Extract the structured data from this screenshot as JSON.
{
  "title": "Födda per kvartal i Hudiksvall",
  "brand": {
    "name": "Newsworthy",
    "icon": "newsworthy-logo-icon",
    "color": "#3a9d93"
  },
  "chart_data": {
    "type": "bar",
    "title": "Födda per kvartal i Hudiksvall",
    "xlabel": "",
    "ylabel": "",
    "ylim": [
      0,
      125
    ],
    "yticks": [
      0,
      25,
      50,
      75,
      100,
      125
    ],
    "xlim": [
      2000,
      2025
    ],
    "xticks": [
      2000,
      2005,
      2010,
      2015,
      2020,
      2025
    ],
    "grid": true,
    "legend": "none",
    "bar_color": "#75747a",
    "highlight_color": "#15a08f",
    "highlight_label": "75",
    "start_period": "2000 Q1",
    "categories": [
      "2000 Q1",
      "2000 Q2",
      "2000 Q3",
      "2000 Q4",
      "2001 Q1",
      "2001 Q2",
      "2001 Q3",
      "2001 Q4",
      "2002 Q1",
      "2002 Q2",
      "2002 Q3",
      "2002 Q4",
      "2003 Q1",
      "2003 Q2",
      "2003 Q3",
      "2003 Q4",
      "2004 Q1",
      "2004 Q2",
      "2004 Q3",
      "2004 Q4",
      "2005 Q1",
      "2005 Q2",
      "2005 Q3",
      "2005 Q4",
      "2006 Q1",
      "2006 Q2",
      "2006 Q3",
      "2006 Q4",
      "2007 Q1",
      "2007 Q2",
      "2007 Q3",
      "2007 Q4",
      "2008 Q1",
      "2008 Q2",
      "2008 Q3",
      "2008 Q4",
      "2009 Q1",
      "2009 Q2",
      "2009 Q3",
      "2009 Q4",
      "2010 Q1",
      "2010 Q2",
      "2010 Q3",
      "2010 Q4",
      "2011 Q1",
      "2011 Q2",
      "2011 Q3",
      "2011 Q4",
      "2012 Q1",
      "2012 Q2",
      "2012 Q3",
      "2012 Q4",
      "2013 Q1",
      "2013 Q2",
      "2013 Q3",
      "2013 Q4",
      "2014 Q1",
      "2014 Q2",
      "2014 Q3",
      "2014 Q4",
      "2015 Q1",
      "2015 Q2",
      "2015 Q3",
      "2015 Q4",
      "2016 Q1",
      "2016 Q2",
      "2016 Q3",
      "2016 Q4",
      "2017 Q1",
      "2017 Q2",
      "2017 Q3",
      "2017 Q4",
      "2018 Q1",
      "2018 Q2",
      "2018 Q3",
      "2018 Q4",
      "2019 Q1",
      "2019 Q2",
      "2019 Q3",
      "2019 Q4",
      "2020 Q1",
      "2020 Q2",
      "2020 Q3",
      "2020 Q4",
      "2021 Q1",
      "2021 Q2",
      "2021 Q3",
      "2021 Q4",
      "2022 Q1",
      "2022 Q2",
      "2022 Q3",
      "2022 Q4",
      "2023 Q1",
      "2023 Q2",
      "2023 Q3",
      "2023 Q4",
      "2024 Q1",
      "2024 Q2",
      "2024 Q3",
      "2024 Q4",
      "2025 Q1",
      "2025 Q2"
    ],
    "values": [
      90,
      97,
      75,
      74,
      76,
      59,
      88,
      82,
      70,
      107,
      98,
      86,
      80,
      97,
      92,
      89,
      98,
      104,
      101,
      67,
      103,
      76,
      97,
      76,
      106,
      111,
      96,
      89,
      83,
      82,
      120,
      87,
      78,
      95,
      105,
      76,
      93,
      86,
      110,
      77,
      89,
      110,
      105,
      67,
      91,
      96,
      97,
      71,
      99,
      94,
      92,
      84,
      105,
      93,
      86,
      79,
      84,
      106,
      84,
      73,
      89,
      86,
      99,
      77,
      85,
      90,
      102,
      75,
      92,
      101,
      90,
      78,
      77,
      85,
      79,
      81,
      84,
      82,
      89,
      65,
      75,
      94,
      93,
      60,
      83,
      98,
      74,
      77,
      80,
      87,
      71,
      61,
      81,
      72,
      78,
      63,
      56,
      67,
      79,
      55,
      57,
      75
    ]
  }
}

────────────────────────────────────────

THE EXERCISE:
Output each entry precisely as given.

PROBLEM SOLUTION:
Extract the structured data from this screenshot as JSON.
{
  "title": "Födda per kvartal i Hudiksvall",
  "brand": {
    "name": "Newsworthy",
    "icon": "newsworthy-logo-icon",
    "color": "#3a9d93"
  },
  "chart_data": {
    "type": "bar",
    "title": "Födda per kvartal i Hudiksvall",
    "xlabel": "",
    "ylabel": "",
    "ylim": [
      0,
      125
    ],
    "yticks": [
      0,
      25,
      50,
      75,
      100,
      125
    ],
    "xlim": [
      2000,
      2025
    ],
    "xticks": [
      2000,
      2005,
      2010,
      2015,
      2020,
      2025
    ],
    "grid": true,
    "legend": "none",
    "bar_color": "#75747a",
    "highlight_color": "#15a08f",
    "highlight_label": "75",
    "start_period": "2000 Q1",
    "categories": [
      "2000 Q1",
      "2000 Q2",
      "2000 Q3",
      "2000 Q4",
      "2001 Q1",
      "2001 Q2",
      "2001 Q3",
      "2001 Q4",
      "2002 Q1",
      "2002 Q2",
      "2002 Q3",
      "2002 Q4",
      "2003 Q1",
      "2003 Q2",
      "2003 Q3",
      "2003 Q4",
      "2004 Q1",
      "2004 Q2",
      "2004 Q3",
      "2004 Q4",
      "2005 Q1",
      "2005 Q2",
      "2005 Q3",
      "2005 Q4",
      "2006 Q1",
      "2006 Q2",
      "2006 Q3",
      "2006 Q4",
      "2007 Q1",
      "2007 Q2",
      "2007 Q3",
      "2007 Q4",
      "2008 Q1",
      "2008 Q2",
      "2008 Q3",
      "2008 Q4",
      "2009 Q1",
      "2009 Q2",
      "2009 Q3",
      "2009 Q4",
      "2010 Q1",
      "2010 Q2",
      "2010 Q3",
      "2010 Q4",
      "2011 Q1",
      "2011 Q2",
      "2011 Q3",
      "2011 Q4",
      "2012 Q1",
      "2012 Q2",
      "2012 Q3",
      "2012 Q4",
      "2013 Q1",
      "2013 Q2",
      "2013 Q3",
      "2013 Q4",
      "2014 Q1",
      "2014 Q2",
      "2014 Q3",
      "2014 Q4",
      "2015 Q1",
      "2015 Q2",
      "2015 Q3",
      "2015 Q4",
      "2016 Q1",
      "2016 Q2",
      "2016 Q3",
      "2016 Q4",
      "2017 Q1",
      "2017 Q2",
      "2017 Q3",
      "2017 Q4",
      "2018 Q1",
      "2018 Q2",
      "2018 Q3",
      "2018 Q4",
      "2019 Q1",
      "2019 Q2",
      "2019 Q3",
      "2019 Q4",
      "2020 Q1",
      "2020 Q2",
      "2020 Q3",
      "2020 Q4",
      "2021 Q1",
      "2021 Q2",
      "2021 Q3",
      "2021 Q4",
      "2022 Q1",
      "2022 Q2",
      "2022 Q3",
      "2022 Q4",
      "2023 Q1",
      "2023 Q2",
      "2023 Q3",
      "2023 Q4",
      "2024 Q1",
      "2024 Q2",
      "2024 Q3",
      "2024 Q4",
      "2025 Q1",
      "2025 Q2"
    ],
    "values": [
      90,
      97,
      75,
      74,
      76,
      59,
      88,
      82,
      70,
      107,
      98,
      86,
      80,
      97,
      92,
      89,
      98,
      104,
      101,
      67,
      103,
      76,
      97,
      76,
      106,
      111,
      96,
      89,
      83,
      82,
      120,
      87,
      78,
      95,
      105,
      76,
      93,
      86,
      110,
      77,
      89,
      110,
      105,
      67,
      91,
      96,
      97,
      71,
      99,
      94,
      92,
      84,
      105,
      93,
      86,
      79,
      84,
      106,
      84,
      73,
      89,
      86,
      99,
      77,
      85,
      90,
      102,
      75,
      92,
      101,
      90,
      78,
      77,
      85,
      79,
      81,
      84,
      82,
      89,
      65,
      75,
      94,
      93,
      60,
      83,
      98,
      74,
      77,
      80,
      87,
      71,
      61,
      81,
      72,
      78,
      63,
      56,
      67,
      79,
      55,
      57,
      75
    ]
  }
}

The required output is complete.